**Instruction:** Each line below must be set down exactly; omit any image you find.

[Figure dataset records]
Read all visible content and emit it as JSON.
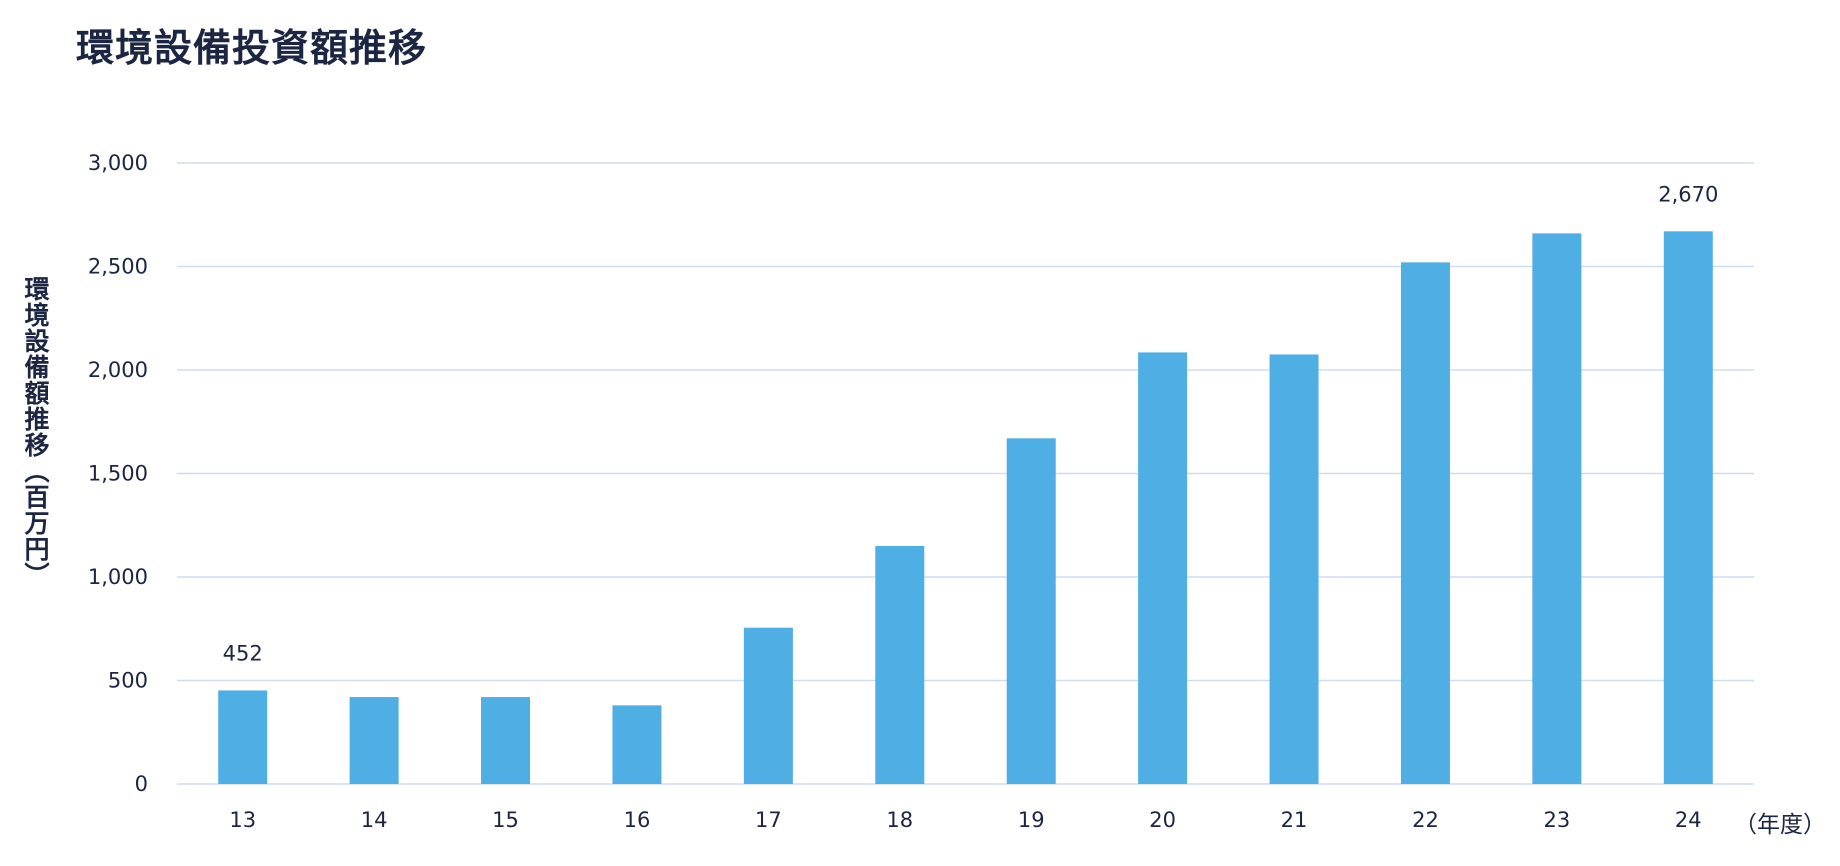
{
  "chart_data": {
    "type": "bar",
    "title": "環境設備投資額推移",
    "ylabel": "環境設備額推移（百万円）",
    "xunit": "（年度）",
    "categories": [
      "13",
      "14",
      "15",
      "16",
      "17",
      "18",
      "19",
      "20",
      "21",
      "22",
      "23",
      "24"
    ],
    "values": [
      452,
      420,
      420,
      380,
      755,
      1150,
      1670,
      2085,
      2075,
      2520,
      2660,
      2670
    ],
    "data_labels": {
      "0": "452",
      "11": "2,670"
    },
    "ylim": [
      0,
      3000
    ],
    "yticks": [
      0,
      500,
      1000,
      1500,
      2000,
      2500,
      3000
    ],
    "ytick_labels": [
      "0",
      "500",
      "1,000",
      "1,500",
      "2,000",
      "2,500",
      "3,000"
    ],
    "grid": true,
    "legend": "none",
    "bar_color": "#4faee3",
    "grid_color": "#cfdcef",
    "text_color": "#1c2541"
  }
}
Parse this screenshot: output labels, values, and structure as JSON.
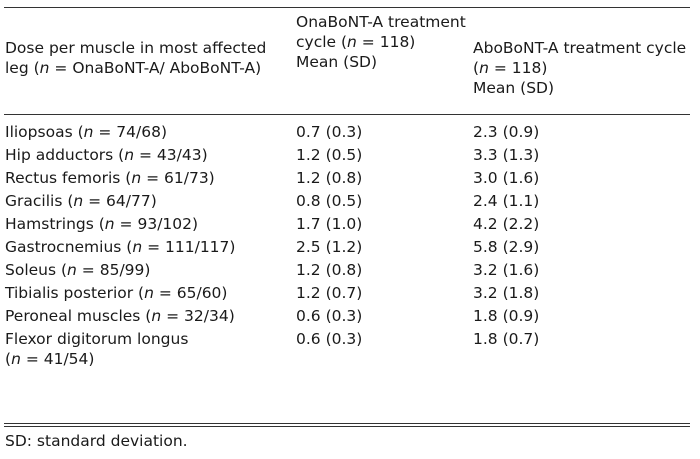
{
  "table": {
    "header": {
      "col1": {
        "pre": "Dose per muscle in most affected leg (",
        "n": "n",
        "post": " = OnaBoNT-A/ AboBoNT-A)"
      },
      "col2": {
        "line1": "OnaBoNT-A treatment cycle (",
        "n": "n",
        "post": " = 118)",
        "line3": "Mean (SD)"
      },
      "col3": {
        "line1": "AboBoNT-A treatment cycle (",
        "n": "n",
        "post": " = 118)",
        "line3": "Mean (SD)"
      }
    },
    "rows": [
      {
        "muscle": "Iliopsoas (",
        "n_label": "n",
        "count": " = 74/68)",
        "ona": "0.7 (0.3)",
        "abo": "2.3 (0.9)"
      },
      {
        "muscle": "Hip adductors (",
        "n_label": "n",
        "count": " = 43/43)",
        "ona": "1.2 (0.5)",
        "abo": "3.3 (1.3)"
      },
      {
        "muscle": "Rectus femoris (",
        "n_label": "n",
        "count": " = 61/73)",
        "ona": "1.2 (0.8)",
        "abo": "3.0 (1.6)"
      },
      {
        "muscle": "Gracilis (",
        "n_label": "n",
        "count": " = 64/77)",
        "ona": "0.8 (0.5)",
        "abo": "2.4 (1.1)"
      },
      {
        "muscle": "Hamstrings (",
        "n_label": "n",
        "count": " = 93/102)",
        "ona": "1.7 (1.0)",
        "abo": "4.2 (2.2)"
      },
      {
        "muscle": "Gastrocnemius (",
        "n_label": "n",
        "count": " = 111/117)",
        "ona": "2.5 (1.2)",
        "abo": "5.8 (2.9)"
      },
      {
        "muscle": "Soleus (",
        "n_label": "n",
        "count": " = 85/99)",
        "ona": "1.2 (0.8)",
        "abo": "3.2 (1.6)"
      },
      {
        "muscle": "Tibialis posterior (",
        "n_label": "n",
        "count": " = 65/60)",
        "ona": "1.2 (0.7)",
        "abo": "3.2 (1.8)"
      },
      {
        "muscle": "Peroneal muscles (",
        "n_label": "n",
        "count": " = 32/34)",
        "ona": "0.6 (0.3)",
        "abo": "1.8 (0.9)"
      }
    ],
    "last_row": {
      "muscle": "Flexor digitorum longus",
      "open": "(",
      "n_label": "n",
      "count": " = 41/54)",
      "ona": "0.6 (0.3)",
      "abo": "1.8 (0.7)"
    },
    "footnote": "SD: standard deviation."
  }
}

**Correct answer:**
Read all visible content and emit it as JSON.
{
  "chart_data": {
    "type": "bar",
    "title": "環境設備投資額推移",
    "ylabel": "環境設備額推移（百万円）",
    "xunit": "（年度）",
    "categories": [
      "13",
      "14",
      "15",
      "16",
      "17",
      "18",
      "19",
      "20",
      "21",
      "22",
      "23",
      "24"
    ],
    "values": [
      452,
      420,
      420,
      380,
      755,
      1150,
      1670,
      2085,
      2075,
      2520,
      2660,
      2670
    ],
    "data_labels": {
      "0": "452",
      "11": "2,670"
    },
    "ylim": [
      0,
      3000
    ],
    "yticks": [
      0,
      500,
      1000,
      1500,
      2000,
      2500,
      3000
    ],
    "ytick_labels": [
      "0",
      "500",
      "1,000",
      "1,500",
      "2,000",
      "2,500",
      "3,000"
    ],
    "grid": true,
    "legend": "none",
    "bar_color": "#4faee3",
    "grid_color": "#cfdcef",
    "text_color": "#1c2541"
  }
}
Parse this screenshot: output labels, values, and structure as JSON.
{
  "table": {
    "header": {
      "col1": {
        "pre": "Dose per muscle in most affected leg (",
        "n": "n",
        "post": " = OnaBoNT-A/ AboBoNT-A)"
      },
      "col2": {
        "line1": "OnaBoNT-A treatment cycle (",
        "n": "n",
        "post": " = 118)",
        "line3": "Mean (SD)"
      },
      "col3": {
        "line1": "AboBoNT-A treatment cycle (",
        "n": "n",
        "post": " = 118)",
        "line3": "Mean (SD)"
      }
    },
    "rows": [
      {
        "muscle": "Iliopsoas (",
        "n_label": "n",
        "count": " = 74/68)",
        "ona": "0.7 (0.3)",
        "abo": "2.3 (0.9)"
      },
      {
        "muscle": "Hip adductors (",
        "n_label": "n",
        "count": " = 43/43)",
        "ona": "1.2 (0.5)",
        "abo": "3.3 (1.3)"
      },
      {
        "muscle": "Rectus femoris (",
        "n_label": "n",
        "count": " = 61/73)",
        "ona": "1.2 (0.8)",
        "abo": "3.0 (1.6)"
      },
      {
        "muscle": "Gracilis (",
        "n_label": "n",
        "count": " = 64/77)",
        "ona": "0.8 (0.5)",
        "abo": "2.4 (1.1)"
      },
      {
        "muscle": "Hamstrings (",
        "n_label": "n",
        "count": " = 93/102)",
        "ona": "1.7 (1.0)",
        "abo": "4.2 (2.2)"
      },
      {
        "muscle": "Gastrocnemius (",
        "n_label": "n",
        "count": " = 111/117)",
        "ona": "2.5 (1.2)",
        "abo": "5.8 (2.9)"
      },
      {
        "muscle": "Soleus (",
        "n_label": "n",
        "count": " = 85/99)",
        "ona": "1.2 (0.8)",
        "abo": "3.2 (1.6)"
      },
      {
        "muscle": "Tibialis posterior (",
        "n_label": "n",
        "count": " = 65/60)",
        "ona": "1.2 (0.7)",
        "abo": "3.2 (1.8)"
      },
      {
        "muscle": "Peroneal muscles (",
        "n_label": "n",
        "count": " = 32/34)",
        "ona": "0.6 (0.3)",
        "abo": "1.8 (0.9)"
      }
    ],
    "last_row": {
      "muscle": "Flexor digitorum longus",
      "open": "(",
      "n_label": "n",
      "count": " = 41/54)",
      "ona": "0.6 (0.3)",
      "abo": "1.8 (0.7)"
    },
    "footnote": "SD: standard deviation."
  }
}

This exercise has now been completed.